● The problem
All of the listing below must be repeated word for word. Pictures are the only thing to omit.
★ ★ ★ ★
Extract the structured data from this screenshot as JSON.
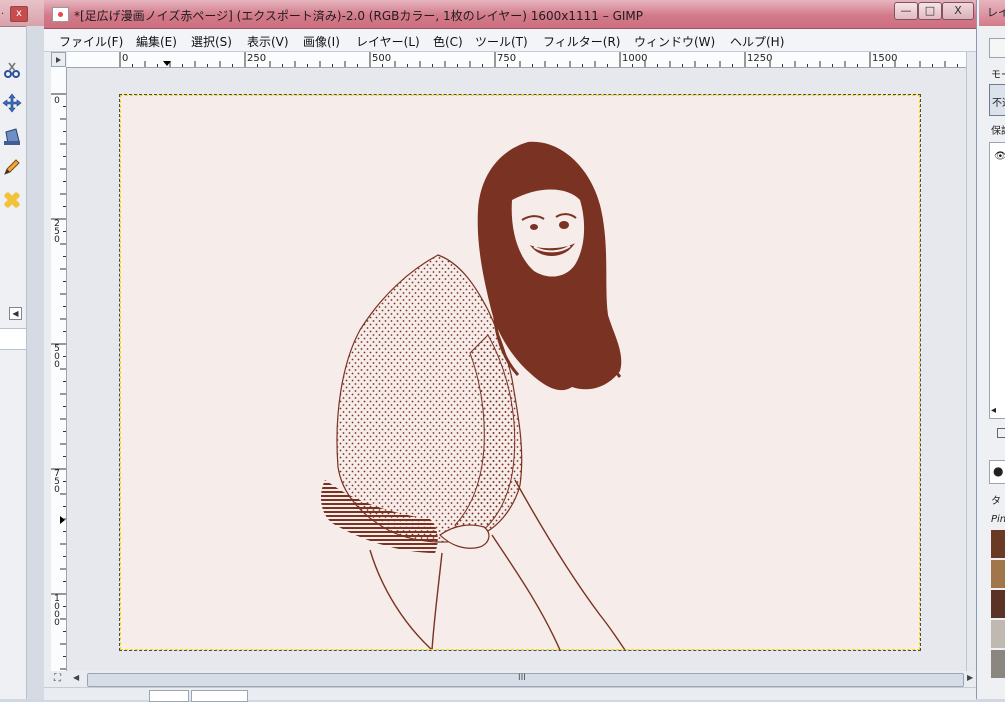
{
  "toolbox": {
    "close_label": "x",
    "tools": [
      "scissors-select-icon",
      "move-tool-icon",
      "bucket-fill-icon",
      "pencil-icon",
      "heal-icon"
    ]
  },
  "window": {
    "title": "*[足広げ漫画ノイズ赤ページ] (エクスポート済み)-2.0 (RGBカラー, 1枚のレイヤー) 1600x1111 – GIMP",
    "minimize_label": "—",
    "maximize_label": "□",
    "close_label": "X"
  },
  "menu": {
    "items": [
      "ファイル(F)",
      "編集(E)",
      "選択(S)",
      "表示(V)",
      "画像(I)",
      "レイヤー(L)",
      "色(C)",
      "ツール(T)",
      "フィルター(R)",
      "ウィンドウ(W)",
      "ヘルプ(H)"
    ]
  },
  "ruler": {
    "h_labels": [
      "0",
      "250",
      "500",
      "750",
      "1000",
      "1250",
      "1500"
    ],
    "v_labels": [
      "0",
      "250",
      "500",
      "750",
      "1000"
    ]
  },
  "image": {
    "description_color": "#7a3222",
    "background": "#f6ecea"
  },
  "statusbar": {
    "scroll_grip": "III"
  },
  "dock": {
    "title": "レイ",
    "mode_label": "モー",
    "mode_value": "不透",
    "lock_label": "保護",
    "tag_placeholder": "タ",
    "brush_name": "Pin"
  }
}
★ ★ ★ ★
● Answer to this exercise
Extract the structured data from this screenshot as JSON.
{
  "toolbox": {
    "close_label": "x",
    "tools": [
      "scissors-select-icon",
      "move-tool-icon",
      "bucket-fill-icon",
      "pencil-icon",
      "heal-icon"
    ]
  },
  "window": {
    "title": "*[足広げ漫画ノイズ赤ページ] (エクスポート済み)-2.0 (RGBカラー, 1枚のレイヤー) 1600x1111 – GIMP",
    "minimize_label": "—",
    "maximize_label": "□",
    "close_label": "X"
  },
  "menu": {
    "items": [
      "ファイル(F)",
      "編集(E)",
      "選択(S)",
      "表示(V)",
      "画像(I)",
      "レイヤー(L)",
      "色(C)",
      "ツール(T)",
      "フィルター(R)",
      "ウィンドウ(W)",
      "ヘルプ(H)"
    ]
  },
  "ruler": {
    "h_labels": [
      "0",
      "250",
      "500",
      "750",
      "1000",
      "1250",
      "1500"
    ],
    "v_labels": [
      "0",
      "250",
      "500",
      "750",
      "1000"
    ]
  },
  "image": {
    "description_color": "#7a3222",
    "background": "#f6ecea"
  },
  "statusbar": {
    "scroll_grip": "III"
  },
  "dock": {
    "title": "レイ",
    "mode_label": "モー",
    "mode_value": "不透",
    "lock_label": "保護",
    "tag_placeholder": "タ",
    "brush_name": "Pin"
  }
}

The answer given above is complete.